# Task requirements
Reproduce the entire listing word for word.

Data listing
________________

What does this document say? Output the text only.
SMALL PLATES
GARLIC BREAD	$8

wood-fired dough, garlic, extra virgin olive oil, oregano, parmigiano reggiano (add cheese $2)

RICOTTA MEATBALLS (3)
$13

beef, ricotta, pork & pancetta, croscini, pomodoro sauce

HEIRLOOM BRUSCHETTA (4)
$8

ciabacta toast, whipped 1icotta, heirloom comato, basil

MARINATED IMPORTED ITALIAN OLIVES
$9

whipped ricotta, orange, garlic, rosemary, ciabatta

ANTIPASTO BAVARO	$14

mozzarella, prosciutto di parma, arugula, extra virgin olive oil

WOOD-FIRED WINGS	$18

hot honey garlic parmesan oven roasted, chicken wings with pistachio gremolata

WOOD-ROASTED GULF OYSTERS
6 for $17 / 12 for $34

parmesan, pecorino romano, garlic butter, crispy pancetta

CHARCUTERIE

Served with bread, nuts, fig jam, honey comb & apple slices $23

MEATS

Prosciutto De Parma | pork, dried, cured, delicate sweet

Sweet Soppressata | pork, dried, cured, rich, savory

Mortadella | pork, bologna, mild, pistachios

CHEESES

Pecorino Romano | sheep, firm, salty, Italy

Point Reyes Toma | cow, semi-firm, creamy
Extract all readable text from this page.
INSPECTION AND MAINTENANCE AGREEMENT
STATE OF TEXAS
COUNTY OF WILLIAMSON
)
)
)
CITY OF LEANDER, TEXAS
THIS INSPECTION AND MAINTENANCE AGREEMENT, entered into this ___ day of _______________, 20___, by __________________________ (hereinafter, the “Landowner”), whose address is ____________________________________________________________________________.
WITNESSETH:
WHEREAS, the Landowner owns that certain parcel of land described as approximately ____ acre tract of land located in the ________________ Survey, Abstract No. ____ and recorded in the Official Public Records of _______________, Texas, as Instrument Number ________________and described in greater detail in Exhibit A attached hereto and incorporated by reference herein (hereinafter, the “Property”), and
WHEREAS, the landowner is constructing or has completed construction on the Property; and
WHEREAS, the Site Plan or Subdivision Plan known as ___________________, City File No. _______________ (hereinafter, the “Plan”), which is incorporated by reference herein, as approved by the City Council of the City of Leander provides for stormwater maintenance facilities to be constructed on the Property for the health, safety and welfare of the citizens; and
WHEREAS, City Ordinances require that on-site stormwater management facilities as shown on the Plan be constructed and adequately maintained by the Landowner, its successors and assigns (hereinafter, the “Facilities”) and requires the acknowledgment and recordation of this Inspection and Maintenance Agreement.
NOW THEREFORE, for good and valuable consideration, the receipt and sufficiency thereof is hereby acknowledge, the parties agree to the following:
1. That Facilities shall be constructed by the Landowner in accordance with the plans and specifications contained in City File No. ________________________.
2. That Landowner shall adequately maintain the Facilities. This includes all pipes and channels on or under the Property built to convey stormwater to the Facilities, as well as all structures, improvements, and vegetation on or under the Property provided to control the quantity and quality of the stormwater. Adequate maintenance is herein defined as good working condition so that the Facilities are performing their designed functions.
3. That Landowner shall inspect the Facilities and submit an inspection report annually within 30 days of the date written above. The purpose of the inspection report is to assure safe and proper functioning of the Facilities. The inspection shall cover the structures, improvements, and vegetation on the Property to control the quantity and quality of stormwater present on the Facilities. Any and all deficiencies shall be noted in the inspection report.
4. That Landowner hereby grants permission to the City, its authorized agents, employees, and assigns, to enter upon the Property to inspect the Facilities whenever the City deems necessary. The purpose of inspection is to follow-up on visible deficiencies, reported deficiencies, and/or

________________

# Full output
What does this document say? Output the text only.
SMALL PLATES
GARLIC BREAD	$8

wood-fired dough, garlic, extra virgin olive oil, oregano, parmigiano reggiano (add cheese $2)

RICOTTA MEATBALLS (3)
$13

beef, ricotta, pork & pancetta, croscini, pomodoro sauce

HEIRLOOM BRUSCHETTA (4)
$8

ciabacta toast, whipped 1icotta, heirloom comato, basil

MARINATED IMPORTED ITALIAN OLIVES
$9

whipped ricotta, orange, garlic, rosemary, ciabatta

ANTIPASTO BAVARO	$14

mozzarella, prosciutto di parma, arugula, extra virgin olive oil

WOOD-FIRED WINGS	$18

hot honey garlic parmesan oven roasted, chicken wings with pistachio gremolata

WOOD-ROASTED GULF OYSTERS
6 for $17 / 12 for $34

parmesan, pecorino romano, garlic butter, crispy pancetta

CHARCUTERIE

Served with bread, nuts, fig jam, honey comb & apple slices $23

MEATS

Prosciutto De Parma | pork, dried, cured, delicate sweet

Sweet Soppressata | pork, dried, cured, rich, savory

Mortadella | pork, bologna, mild, pistachios

CHEESES

Pecorino Romano | sheep, firm, salty, Italy

Point Reyes Toma | cow, semi-firm, creamy
Extract all readable text from this page.
INSPECTION AND MAINTENANCE AGREEMENT
STATE OF TEXAS
COUNTY OF WILLIAMSON
)
)
)
CITY OF LEANDER, TEXAS
THIS INSPECTION AND MAINTENANCE AGREEMENT, entered into this ___ day of _______________, 20___, by __________________________ (hereinafter, the “Landowner”), whose address is ____________________________________________________________________________.
WITNESSETH:
WHEREAS, the Landowner owns that certain parcel of land described as approximately ____ acre tract of land located in the ________________ Survey, Abstract No. ____ and recorded in the Official Public Records of _______________, Texas, as Instrument Number ________________and described in greater detail in Exhibit A attached hereto and incorporated by reference herein (hereinafter, the “Property”), and
WHEREAS, the landowner is constructing or has completed construction on the Property; and
WHEREAS, the Site Plan or Subdivision Plan known as ___________________, City File No. _______________ (hereinafter, the “Plan”), which is incorporated by reference herein, as approved by the City Council of the City of Leander provides for stormwater maintenance facilities to be constructed on the Property for the health, safety and welfare of the citizens; and
WHEREAS, City Ordinances require that on-site stormwater management facilities as shown on the Plan be constructed and adequately maintained by the Landowner, its successors and assigns (hereinafter, the “Facilities”) and requires the acknowledgment and recordation of this Inspection and Maintenance Agreement.
NOW THEREFORE, for good and valuable consideration, the receipt and sufficiency thereof is hereby acknowledge, the parties agree to the following:
1. That Facilities shall be constructed by the Landowner in accordance with the plans and specifications contained in City File No. ________________________.
2. That Landowner shall adequately maintain the Facilities. This includes all pipes and channels on or under the Property built to convey stormwater to the Facilities, as well as all structures, improvements, and vegetation on or under the Property provided to control the quantity and quality of the stormwater. Adequate maintenance is herein defined as good working condition so that the Facilities are performing their designed functions.
3. That Landowner shall inspect the Facilities and submit an inspection report annually within 30 days of the date written above. The purpose of the inspection report is to assure safe and proper functioning of the Facilities. The inspection shall cover the structures, improvements, and vegetation on the Property to control the quantity and quality of stormwater present on the Facilities. Any and all deficiencies shall be noted in the inspection report.
4. That Landowner hereby grants permission to the City, its authorized agents, employees, and assigns, to enter upon the Property to inspect the Facilities whenever the City deems necessary. The purpose of inspection is to follow-up on visible deficiencies, reported deficiencies, and/or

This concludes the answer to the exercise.